* BEGIN Given entries *
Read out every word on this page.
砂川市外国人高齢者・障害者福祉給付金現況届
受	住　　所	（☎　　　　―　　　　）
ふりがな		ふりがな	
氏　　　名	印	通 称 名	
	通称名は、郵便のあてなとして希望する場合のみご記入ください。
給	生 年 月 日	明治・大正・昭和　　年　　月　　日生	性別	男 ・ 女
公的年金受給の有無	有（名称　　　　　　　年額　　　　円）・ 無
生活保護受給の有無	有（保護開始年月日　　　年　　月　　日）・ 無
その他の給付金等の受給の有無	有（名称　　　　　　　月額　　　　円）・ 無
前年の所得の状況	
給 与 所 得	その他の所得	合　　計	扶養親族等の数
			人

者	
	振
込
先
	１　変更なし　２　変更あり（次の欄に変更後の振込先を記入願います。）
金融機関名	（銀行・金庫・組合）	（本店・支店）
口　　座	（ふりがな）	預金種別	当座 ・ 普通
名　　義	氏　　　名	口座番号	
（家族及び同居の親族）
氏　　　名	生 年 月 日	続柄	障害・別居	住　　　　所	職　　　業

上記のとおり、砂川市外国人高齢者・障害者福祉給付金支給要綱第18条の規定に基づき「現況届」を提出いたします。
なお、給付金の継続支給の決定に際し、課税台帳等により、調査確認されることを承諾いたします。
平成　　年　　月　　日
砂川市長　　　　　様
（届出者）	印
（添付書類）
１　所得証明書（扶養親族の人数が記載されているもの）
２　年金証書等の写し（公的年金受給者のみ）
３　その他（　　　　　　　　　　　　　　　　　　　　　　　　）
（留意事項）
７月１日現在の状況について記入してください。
* END Given entries *
Objective:
Return every line from the records above that holds the word "砂川市外国人高齢者".

Solution to this task:
砂川市外国人高齢者・障害者福祉給付金現況届
上記のとおり、砂川市外国人高齢者・障害者福祉給付金支給要綱第18条の規定に基づき「現況届」を提出いたします。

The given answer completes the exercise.